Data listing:
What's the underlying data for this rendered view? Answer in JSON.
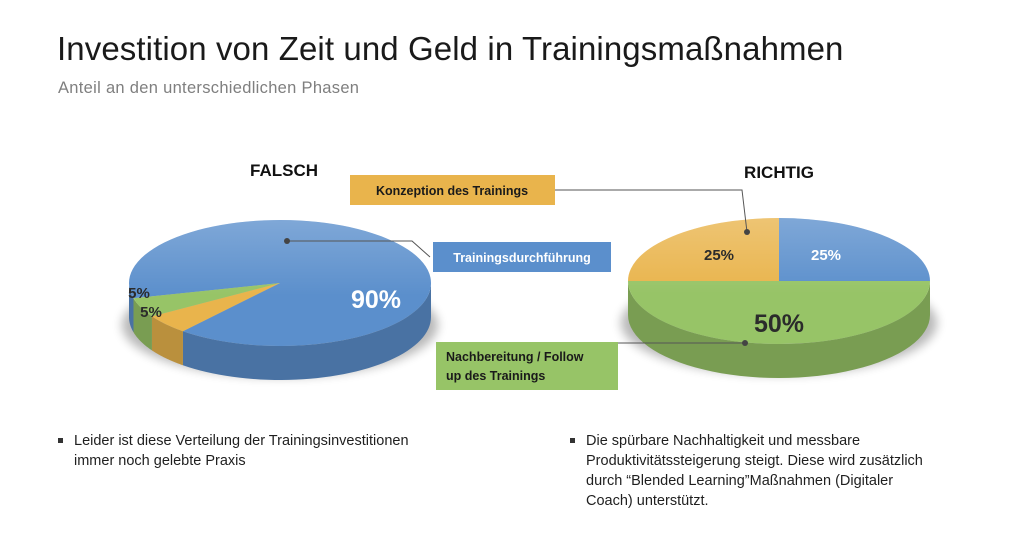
{
  "header": {
    "title": "Investition von Zeit und Geld in Trainingsmaßnahmen",
    "subtitle": "Anteil an den unterschiedlichen Phasen"
  },
  "colors": {
    "konzeption": "#e9b44c",
    "durchfuehrung": "#5b8fcc",
    "nachbereitung": "#97c467",
    "leader": "#555555"
  },
  "chart_data": [
    {
      "type": "pie",
      "title": "FALSCH",
      "slices": [
        {
          "label": "Trainingsdurchführung",
          "value": 90,
          "display": "90%",
          "color": "#5b8fcc"
        },
        {
          "label": "Konzeption des Trainings",
          "value": 5,
          "display": "5%",
          "color": "#e9b44c"
        },
        {
          "label": "Nachbereitung / Follow up des Trainings",
          "value": 5,
          "display": "5%",
          "color": "#97c467"
        }
      ]
    },
    {
      "type": "pie",
      "title": "RICHTIG",
      "slices": [
        {
          "label": "Konzeption des Trainings",
          "value": 25,
          "display": "25%",
          "color": "#e9b44c"
        },
        {
          "label": "Trainingsdurchführung",
          "value": 25,
          "display": "25%",
          "color": "#5b8fcc"
        },
        {
          "label": "Nachbereitung / Follow up des Trainings",
          "value": 50,
          "display": "50%",
          "color": "#97c467"
        }
      ]
    }
  ],
  "callouts": {
    "konzeption": "Konzeption des Trainings",
    "durchfuehrung": "Trainingsdurchführung",
    "nachbereitung_line1": "Nachbereitung / Follow",
    "nachbereitung_line2": "up des Trainings"
  },
  "bullets": {
    "left": {
      "line1": "Leider ist diese Verteilung der Trainingsinvestitionen",
      "line2": "immer noch gelebte Praxis"
    },
    "right": {
      "line1": "Die spürbare Nachhaltigkeit und messbare",
      "line2": "Produktivitätssteigerung steigt. Diese wird zusätzlich",
      "line3": "durch “Blended Learning”Maßnahmen (Digitaler",
      "line4": "Coach) unterstützt."
    }
  }
}
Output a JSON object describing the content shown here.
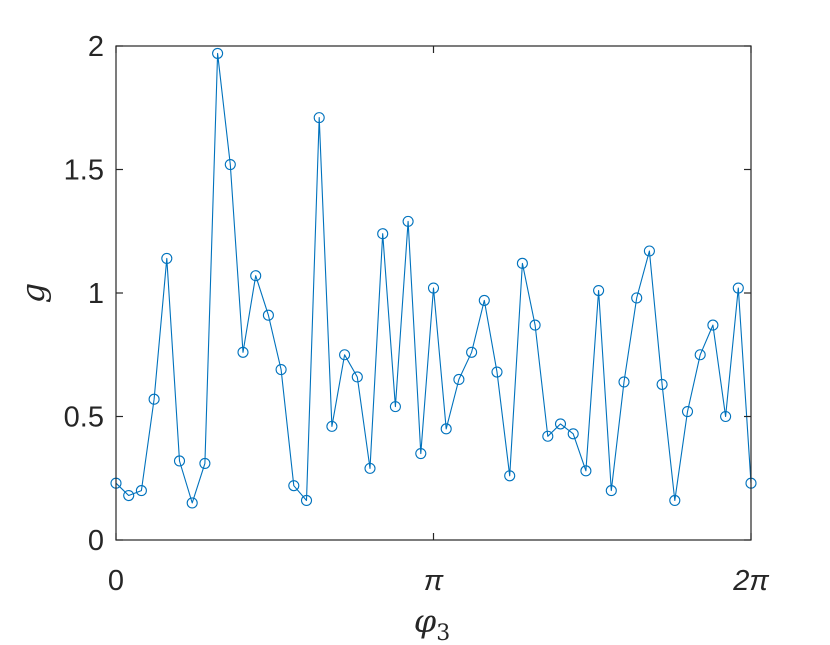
{
  "chart_data": {
    "type": "line",
    "marker": "circle",
    "color": "#0072BD",
    "xlabel": "φ",
    "xlabel_subscript": "3",
    "ylabel": "g",
    "xlim": [
      0,
      6.283185307
    ],
    "ylim": [
      0,
      2
    ],
    "xticks": [
      {
        "value": 0,
        "label": "0"
      },
      {
        "value": 3.141592654,
        "label": "π"
      },
      {
        "value": 6.283185307,
        "label": "2π"
      }
    ],
    "yticks": [
      {
        "value": 0,
        "label": "0"
      },
      {
        "value": 0.5,
        "label": "0.5"
      },
      {
        "value": 1,
        "label": "1"
      },
      {
        "value": 1.5,
        "label": "1.5"
      },
      {
        "value": 2,
        "label": "2"
      }
    ],
    "grid": false,
    "box": true,
    "series": [
      {
        "x": [
          0.0,
          0.1257,
          0.2513,
          0.377,
          0.5027,
          0.6283,
          0.754,
          0.8796,
          1.0053,
          1.131,
          1.2566,
          1.3823,
          1.508,
          1.6336,
          1.7593,
          1.885,
          2.0106,
          2.1363,
          2.2619,
          2.3876,
          2.5133,
          2.6389,
          2.7646,
          2.8903,
          3.0159,
          3.1416,
          3.2673,
          3.3929,
          3.5186,
          3.6442,
          3.7699,
          3.8956,
          4.0212,
          4.1469,
          4.2726,
          4.3982,
          4.5239,
          4.6496,
          4.7752,
          4.9009,
          5.0265,
          5.1522,
          5.2779,
          5.4035,
          5.5292,
          5.6549,
          5.7805,
          5.9062,
          6.0319,
          6.1575,
          6.2832
        ],
        "y": [
          0.23,
          0.18,
          0.2,
          0.57,
          1.14,
          0.32,
          0.15,
          0.31,
          1.97,
          1.52,
          0.76,
          1.07,
          0.91,
          0.69,
          0.22,
          0.16,
          1.71,
          0.46,
          0.75,
          0.66,
          0.29,
          1.24,
          0.54,
          1.29,
          0.35,
          1.02,
          0.45,
          0.65,
          0.76,
          0.97,
          0.68,
          0.26,
          1.12,
          0.87,
          0.42,
          0.47,
          0.43,
          0.28,
          1.01,
          0.2,
          0.64,
          0.98,
          1.17,
          0.63,
          0.16,
          0.52,
          0.75,
          0.87,
          0.5,
          1.02,
          0.23
        ]
      }
    ]
  }
}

• _What is asked_: Quote the preceding listing precisely and completely, omitting its images.

• _Expected answer_:
What's the underlying data for this rendered view? Answer in JSON.
{
  "header": {
    "title": "Investition von Zeit und Geld in Trainingsmaßnahmen",
    "subtitle": "Anteil an den unterschiedlichen Phasen"
  },
  "colors": {
    "konzeption": "#e9b44c",
    "durchfuehrung": "#5b8fcc",
    "nachbereitung": "#97c467",
    "leader": "#555555"
  },
  "chart_data": [
    {
      "type": "pie",
      "title": "FALSCH",
      "slices": [
        {
          "label": "Trainingsdurchführung",
          "value": 90,
          "display": "90%",
          "color": "#5b8fcc"
        },
        {
          "label": "Konzeption des Trainings",
          "value": 5,
          "display": "5%",
          "color": "#e9b44c"
        },
        {
          "label": "Nachbereitung / Follow up des Trainings",
          "value": 5,
          "display": "5%",
          "color": "#97c467"
        }
      ]
    },
    {
      "type": "pie",
      "title": "RICHTIG",
      "slices": [
        {
          "label": "Konzeption des Trainings",
          "value": 25,
          "display": "25%",
          "color": "#e9b44c"
        },
        {
          "label": "Trainingsdurchführung",
          "value": 25,
          "display": "25%",
          "color": "#5b8fcc"
        },
        {
          "label": "Nachbereitung / Follow up des Trainings",
          "value": 50,
          "display": "50%",
          "color": "#97c467"
        }
      ]
    }
  ],
  "callouts": {
    "konzeption": "Konzeption des Trainings",
    "durchfuehrung": "Trainingsdurchführung",
    "nachbereitung_line1": "Nachbereitung / Follow",
    "nachbereitung_line2": "up des Trainings"
  },
  "bullets": {
    "left": {
      "line1": "Leider ist diese Verteilung der Trainingsinvestitionen",
      "line2": "immer noch gelebte Praxis"
    },
    "right": {
      "line1": "Die spürbare Nachhaltigkeit und messbare",
      "line2": "Produktivitätssteigerung steigt. Diese wird zusätzlich",
      "line3": "durch “Blended Learning”Maßnahmen (Digitaler",
      "line4": "Coach) unterstützt."
    }
  }
}
Output a JSON object describing the content shown here.
{
  "chart_data": {
    "type": "line",
    "marker": "circle",
    "color": "#0072BD",
    "xlabel": "φ",
    "xlabel_subscript": "3",
    "ylabel": "g",
    "xlim": [
      0,
      6.283185307
    ],
    "ylim": [
      0,
      2
    ],
    "xticks": [
      {
        "value": 0,
        "label": "0"
      },
      {
        "value": 3.141592654,
        "label": "π"
      },
      {
        "value": 6.283185307,
        "label": "2π"
      }
    ],
    "yticks": [
      {
        "value": 0,
        "label": "0"
      },
      {
        "value": 0.5,
        "label": "0.5"
      },
      {
        "value": 1,
        "label": "1"
      },
      {
        "value": 1.5,
        "label": "1.5"
      },
      {
        "value": 2,
        "label": "2"
      }
    ],
    "grid": false,
    "box": true,
    "series": [
      {
        "x": [
          0.0,
          0.1257,
          0.2513,
          0.377,
          0.5027,
          0.6283,
          0.754,
          0.8796,
          1.0053,
          1.131,
          1.2566,
          1.3823,
          1.508,
          1.6336,
          1.7593,
          1.885,
          2.0106,
          2.1363,
          2.2619,
          2.3876,
          2.5133,
          2.6389,
          2.7646,
          2.8903,
          3.0159,
          3.1416,
          3.2673,
          3.3929,
          3.5186,
          3.6442,
          3.7699,
          3.8956,
          4.0212,
          4.1469,
          4.2726,
          4.3982,
          4.5239,
          4.6496,
          4.7752,
          4.9009,
          5.0265,
          5.1522,
          5.2779,
          5.4035,
          5.5292,
          5.6549,
          5.7805,
          5.9062,
          6.0319,
          6.1575,
          6.2832
        ],
        "y": [
          0.23,
          0.18,
          0.2,
          0.57,
          1.14,
          0.32,
          0.15,
          0.31,
          1.97,
          1.52,
          0.76,
          1.07,
          0.91,
          0.69,
          0.22,
          0.16,
          1.71,
          0.46,
          0.75,
          0.66,
          0.29,
          1.24,
          0.54,
          1.29,
          0.35,
          1.02,
          0.45,
          0.65,
          0.76,
          0.97,
          0.68,
          0.26,
          1.12,
          0.87,
          0.42,
          0.47,
          0.43,
          0.28,
          1.01,
          0.2,
          0.64,
          0.98,
          1.17,
          0.63,
          0.16,
          0.52,
          0.75,
          0.87,
          0.5,
          1.02,
          0.23
        ]
      }
    ]
  }
}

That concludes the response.